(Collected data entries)
╭──

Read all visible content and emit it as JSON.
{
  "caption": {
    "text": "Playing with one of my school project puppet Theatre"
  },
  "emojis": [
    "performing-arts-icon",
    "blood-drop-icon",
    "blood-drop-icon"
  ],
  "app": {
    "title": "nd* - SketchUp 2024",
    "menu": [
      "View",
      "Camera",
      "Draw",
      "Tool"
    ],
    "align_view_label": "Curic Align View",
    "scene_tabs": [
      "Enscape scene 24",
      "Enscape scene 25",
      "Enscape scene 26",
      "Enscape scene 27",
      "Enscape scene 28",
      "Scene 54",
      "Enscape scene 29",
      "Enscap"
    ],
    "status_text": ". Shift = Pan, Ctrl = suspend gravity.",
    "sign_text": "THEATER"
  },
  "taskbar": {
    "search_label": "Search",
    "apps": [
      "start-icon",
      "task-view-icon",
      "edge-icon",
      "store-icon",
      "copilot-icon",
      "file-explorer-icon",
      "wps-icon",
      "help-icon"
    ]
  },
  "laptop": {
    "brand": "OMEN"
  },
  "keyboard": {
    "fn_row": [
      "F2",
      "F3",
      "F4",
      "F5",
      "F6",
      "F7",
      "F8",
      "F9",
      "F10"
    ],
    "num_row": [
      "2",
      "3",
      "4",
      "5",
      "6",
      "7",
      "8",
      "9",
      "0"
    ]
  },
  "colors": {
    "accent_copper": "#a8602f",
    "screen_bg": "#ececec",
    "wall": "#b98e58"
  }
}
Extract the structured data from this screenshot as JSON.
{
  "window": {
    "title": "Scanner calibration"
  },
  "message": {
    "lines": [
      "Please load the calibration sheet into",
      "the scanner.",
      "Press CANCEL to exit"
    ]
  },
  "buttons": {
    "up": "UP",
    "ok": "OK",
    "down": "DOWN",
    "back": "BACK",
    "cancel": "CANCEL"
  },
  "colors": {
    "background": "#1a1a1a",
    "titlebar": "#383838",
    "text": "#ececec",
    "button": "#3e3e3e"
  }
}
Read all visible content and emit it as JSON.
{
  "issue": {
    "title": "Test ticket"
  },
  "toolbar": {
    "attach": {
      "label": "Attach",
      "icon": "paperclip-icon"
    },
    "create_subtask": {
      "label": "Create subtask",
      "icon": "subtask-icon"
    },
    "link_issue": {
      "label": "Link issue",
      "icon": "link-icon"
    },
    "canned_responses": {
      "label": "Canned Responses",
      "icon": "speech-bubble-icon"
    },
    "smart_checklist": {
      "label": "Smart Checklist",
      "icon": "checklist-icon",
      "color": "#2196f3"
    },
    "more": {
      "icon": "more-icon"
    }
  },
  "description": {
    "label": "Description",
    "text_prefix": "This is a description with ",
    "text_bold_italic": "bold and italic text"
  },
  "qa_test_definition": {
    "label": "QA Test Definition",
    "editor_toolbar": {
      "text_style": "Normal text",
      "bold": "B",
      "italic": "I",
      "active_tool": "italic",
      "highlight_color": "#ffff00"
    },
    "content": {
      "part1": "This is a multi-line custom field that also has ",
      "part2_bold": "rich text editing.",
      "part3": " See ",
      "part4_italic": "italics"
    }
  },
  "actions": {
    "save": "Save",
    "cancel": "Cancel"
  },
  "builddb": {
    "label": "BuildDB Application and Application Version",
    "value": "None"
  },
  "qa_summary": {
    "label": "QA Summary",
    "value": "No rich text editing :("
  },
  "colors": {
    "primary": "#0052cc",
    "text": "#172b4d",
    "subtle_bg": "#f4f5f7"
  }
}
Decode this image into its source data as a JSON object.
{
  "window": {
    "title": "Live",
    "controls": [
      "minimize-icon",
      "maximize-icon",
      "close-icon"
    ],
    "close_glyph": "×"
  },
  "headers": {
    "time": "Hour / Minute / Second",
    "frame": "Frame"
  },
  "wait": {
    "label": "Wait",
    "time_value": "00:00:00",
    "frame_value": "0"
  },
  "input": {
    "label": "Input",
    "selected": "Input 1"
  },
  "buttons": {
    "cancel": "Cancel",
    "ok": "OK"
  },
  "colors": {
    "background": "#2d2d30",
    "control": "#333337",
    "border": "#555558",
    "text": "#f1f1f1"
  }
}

╰──

▸ **Exercise aim**
Count every line in the entries above where the word "background" appears; respond with the number alone.

▸ **Answer in full**
2